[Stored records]
%%

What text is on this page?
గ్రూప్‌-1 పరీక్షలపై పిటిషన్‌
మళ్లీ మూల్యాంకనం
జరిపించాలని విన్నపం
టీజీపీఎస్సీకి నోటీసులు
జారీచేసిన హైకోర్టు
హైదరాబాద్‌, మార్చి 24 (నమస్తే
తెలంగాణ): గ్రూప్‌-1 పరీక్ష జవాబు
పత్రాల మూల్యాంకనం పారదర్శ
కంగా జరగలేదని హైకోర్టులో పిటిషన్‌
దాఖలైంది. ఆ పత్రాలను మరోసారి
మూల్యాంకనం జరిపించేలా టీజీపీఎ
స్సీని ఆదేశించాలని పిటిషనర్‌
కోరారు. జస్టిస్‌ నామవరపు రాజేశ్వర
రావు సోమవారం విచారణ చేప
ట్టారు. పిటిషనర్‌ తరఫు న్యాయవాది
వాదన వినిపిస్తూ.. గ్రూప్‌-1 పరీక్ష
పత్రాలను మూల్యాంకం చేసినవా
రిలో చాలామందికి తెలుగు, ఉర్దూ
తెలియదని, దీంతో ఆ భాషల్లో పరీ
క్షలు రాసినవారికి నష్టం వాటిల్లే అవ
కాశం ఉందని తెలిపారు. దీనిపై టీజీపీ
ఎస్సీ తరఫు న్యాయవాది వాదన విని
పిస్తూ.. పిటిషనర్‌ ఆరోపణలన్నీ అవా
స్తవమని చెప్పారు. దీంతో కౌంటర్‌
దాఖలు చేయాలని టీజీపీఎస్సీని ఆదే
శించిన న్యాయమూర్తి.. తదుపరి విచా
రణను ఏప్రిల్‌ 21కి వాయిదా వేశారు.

%%

What to work on >> Word for word, extract all the records.

Complete response >>
What text is on this page?
గ్రూప్‌-1 పరీక్షలపై పిటిషన్‌
మళ్లీ మూల్యాంకనం
జరిపించాలని విన్నపం
టీజీపీఎస్సీకి నోటీసులు
జారీచేసిన హైకోర్టు
హైదరాబాద్‌, మార్చి 24 (నమస్తే
తెలంగాణ): గ్రూప్‌-1 పరీక్ష జవాబు
పత్రాల మూల్యాంకనం పారదర్శ
కంగా జరగలేదని హైకోర్టులో పిటిషన్‌
దాఖలైంది. ఆ పత్రాలను మరోసారి
మూల్యాంకనం జరిపించేలా టీజీపీఎ
స్సీని ఆదేశించాలని పిటిషనర్‌
కోరారు. జస్టిస్‌ నామవరపు రాజేశ్వర
రావు సోమవారం విచారణ చేప
ట్టారు. పిటిషనర్‌ తరఫు న్యాయవాది
వాదన వినిపిస్తూ.. గ్రూప్‌-1 పరీక్ష
పత్రాలను మూల్యాంకం చేసినవా
రిలో చాలామందికి తెలుగు, ఉర్దూ
తెలియదని, దీంతో ఆ భాషల్లో పరీ
క్షలు రాసినవారికి నష్టం వాటిల్లే అవ
కాశం ఉందని తెలిపారు. దీనిపై టీజీపీ
ఎస్సీ తరఫు న్యాయవాది వాదన విని
పిస్తూ.. పిటిషనర్‌ ఆరోపణలన్నీ అవా
స్తవమని చెప్పారు. దీంతో కౌంటర్‌
దాఖలు చేయాలని టీజీపీఎస్సీని ఆదే
శించిన న్యాయమూర్తి.. తదుపరి విచా
రణను ఏప్రిల్‌ 21కి వాయిదా వేశారు.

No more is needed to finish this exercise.